__Stated problem__:
From the records, pick out and copy each line containing "What".
## Begin Given records
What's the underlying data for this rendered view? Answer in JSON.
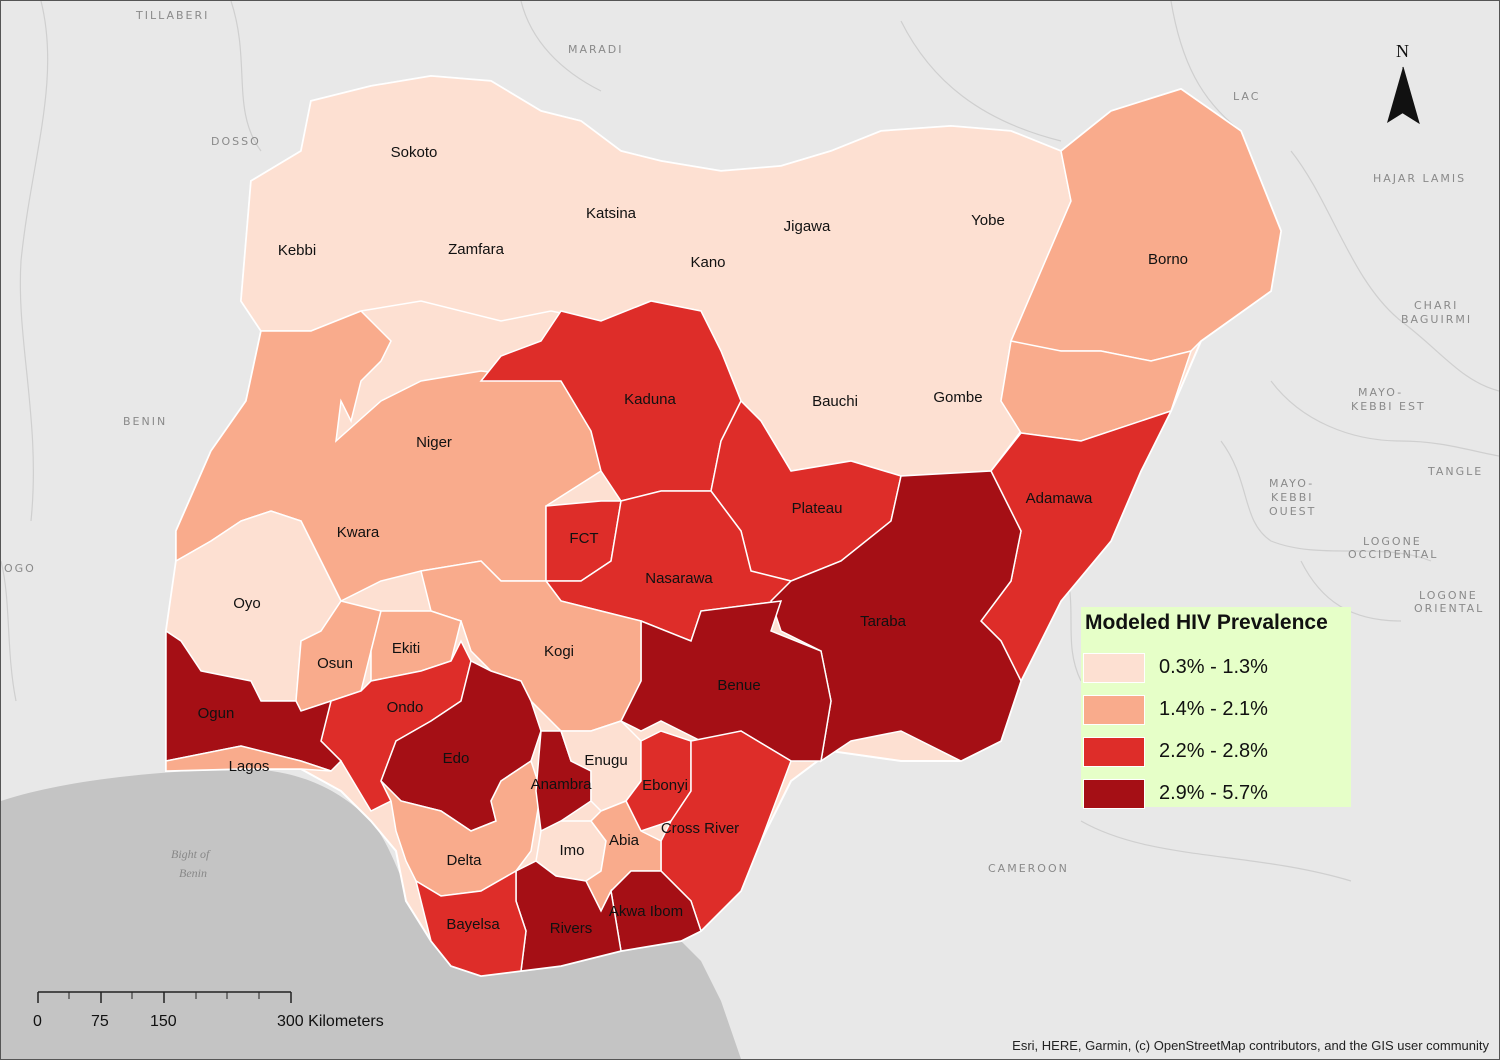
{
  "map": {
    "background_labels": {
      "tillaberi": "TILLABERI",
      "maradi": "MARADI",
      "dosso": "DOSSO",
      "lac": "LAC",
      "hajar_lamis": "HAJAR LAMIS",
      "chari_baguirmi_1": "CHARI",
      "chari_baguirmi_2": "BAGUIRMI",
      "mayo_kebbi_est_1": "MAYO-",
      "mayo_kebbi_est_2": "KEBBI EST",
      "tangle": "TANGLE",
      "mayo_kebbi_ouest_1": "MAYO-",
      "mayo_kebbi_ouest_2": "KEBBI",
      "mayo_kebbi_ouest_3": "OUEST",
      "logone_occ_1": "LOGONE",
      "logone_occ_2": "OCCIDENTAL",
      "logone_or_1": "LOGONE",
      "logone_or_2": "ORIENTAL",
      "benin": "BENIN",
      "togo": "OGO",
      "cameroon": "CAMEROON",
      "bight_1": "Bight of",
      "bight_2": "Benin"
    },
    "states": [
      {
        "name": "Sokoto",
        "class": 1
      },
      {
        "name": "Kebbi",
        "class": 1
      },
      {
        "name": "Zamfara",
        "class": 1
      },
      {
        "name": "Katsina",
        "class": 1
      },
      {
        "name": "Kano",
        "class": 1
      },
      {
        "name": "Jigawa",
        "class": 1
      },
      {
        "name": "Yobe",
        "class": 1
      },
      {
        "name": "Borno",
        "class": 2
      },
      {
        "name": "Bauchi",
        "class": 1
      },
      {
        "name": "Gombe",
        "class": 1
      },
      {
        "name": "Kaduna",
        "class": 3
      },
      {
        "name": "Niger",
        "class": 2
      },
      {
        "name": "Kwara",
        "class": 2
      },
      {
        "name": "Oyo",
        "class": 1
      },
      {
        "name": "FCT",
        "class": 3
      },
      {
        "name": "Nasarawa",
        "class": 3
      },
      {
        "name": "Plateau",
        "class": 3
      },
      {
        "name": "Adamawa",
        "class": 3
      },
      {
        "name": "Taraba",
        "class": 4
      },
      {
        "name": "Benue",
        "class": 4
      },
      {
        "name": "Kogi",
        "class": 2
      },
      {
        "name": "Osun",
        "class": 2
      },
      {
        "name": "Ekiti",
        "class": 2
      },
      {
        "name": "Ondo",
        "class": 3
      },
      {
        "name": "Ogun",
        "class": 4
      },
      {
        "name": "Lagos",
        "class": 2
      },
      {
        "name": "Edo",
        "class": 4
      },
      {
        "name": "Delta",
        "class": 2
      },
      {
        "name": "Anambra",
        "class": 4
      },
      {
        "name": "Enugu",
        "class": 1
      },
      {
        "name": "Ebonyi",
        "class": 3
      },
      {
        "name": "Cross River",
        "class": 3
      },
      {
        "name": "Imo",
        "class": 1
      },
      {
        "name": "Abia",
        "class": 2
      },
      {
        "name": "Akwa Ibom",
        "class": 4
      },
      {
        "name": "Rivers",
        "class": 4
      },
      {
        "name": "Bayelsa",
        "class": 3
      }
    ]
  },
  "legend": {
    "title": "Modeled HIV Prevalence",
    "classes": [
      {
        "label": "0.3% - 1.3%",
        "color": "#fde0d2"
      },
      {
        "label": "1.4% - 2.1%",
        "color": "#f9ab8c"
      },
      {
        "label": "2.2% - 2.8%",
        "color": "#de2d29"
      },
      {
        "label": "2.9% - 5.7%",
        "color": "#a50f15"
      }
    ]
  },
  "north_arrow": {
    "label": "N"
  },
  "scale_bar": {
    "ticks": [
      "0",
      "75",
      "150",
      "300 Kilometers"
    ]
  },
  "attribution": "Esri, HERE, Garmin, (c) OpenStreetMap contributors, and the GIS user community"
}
## End Given records
## Begin Given records
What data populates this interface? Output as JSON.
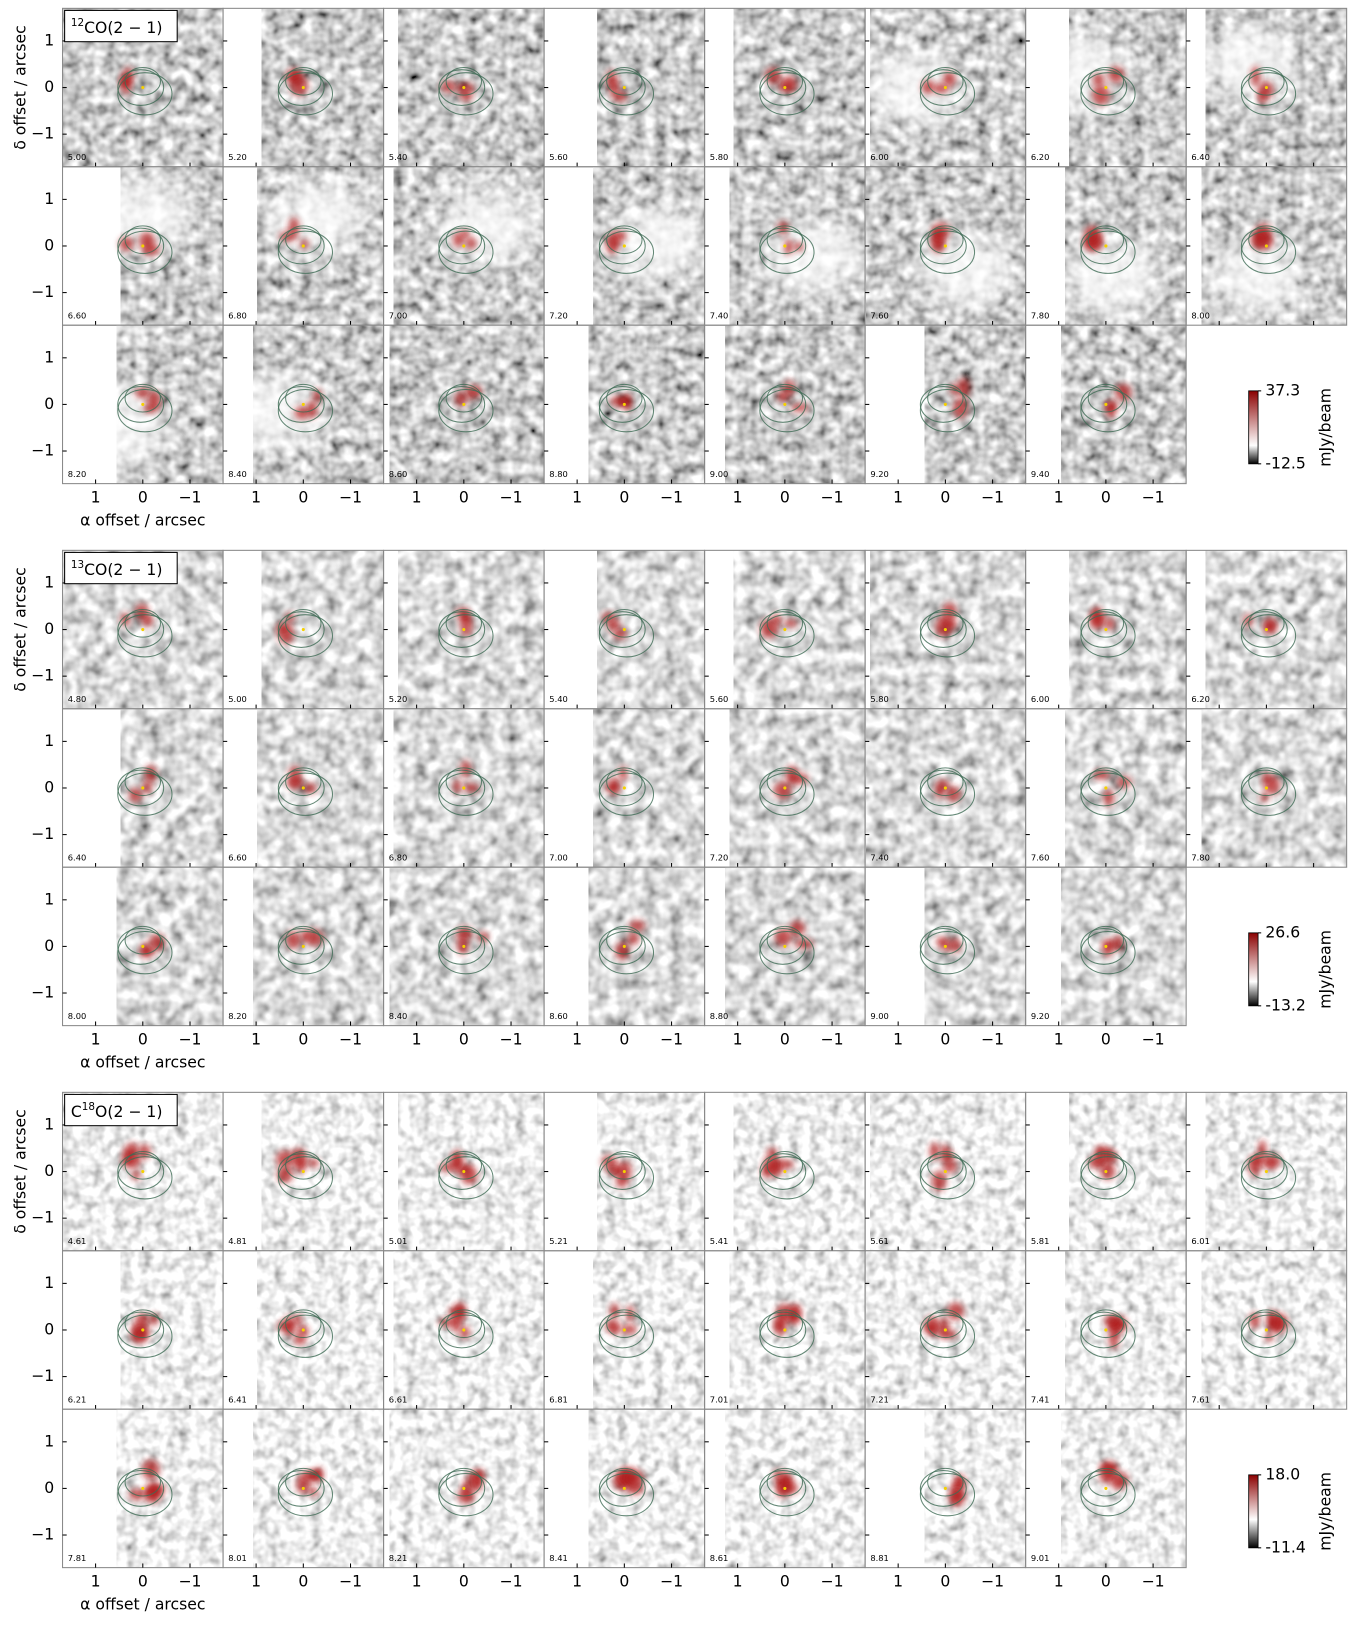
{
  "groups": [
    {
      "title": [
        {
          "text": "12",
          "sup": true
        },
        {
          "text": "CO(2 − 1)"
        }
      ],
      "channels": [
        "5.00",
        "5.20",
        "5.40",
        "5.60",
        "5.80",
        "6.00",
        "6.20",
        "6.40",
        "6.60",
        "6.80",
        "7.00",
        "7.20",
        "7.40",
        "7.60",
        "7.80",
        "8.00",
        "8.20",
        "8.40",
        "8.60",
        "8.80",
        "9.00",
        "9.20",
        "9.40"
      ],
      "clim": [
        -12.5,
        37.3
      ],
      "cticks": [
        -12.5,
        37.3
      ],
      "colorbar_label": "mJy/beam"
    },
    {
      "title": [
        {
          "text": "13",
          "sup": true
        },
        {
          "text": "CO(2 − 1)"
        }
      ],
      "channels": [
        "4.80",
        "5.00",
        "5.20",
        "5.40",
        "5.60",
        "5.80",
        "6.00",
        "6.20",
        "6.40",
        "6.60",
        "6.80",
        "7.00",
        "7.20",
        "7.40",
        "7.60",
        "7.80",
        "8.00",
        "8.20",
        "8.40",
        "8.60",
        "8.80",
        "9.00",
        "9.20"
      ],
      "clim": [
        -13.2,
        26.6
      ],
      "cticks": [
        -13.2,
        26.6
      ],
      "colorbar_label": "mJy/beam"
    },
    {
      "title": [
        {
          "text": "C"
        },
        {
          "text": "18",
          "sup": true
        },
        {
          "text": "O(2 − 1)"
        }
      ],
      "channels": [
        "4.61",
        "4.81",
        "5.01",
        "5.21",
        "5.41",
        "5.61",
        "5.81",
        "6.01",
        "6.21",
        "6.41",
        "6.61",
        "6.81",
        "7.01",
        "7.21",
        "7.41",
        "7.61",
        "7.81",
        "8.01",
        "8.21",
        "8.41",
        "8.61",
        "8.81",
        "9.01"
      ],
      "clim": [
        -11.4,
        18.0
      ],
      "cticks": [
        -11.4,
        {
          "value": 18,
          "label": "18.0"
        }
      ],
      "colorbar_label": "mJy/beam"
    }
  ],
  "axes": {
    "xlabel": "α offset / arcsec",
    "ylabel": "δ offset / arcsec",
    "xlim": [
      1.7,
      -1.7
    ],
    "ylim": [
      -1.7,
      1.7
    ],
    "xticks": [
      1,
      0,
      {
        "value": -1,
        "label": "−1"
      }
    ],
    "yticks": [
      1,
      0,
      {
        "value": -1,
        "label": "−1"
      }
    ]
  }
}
## End Given records
__Result for this exercise__:
What's the underlying data for this rendered view? Answer in JSON.
What data populates this interface? Output as JSON.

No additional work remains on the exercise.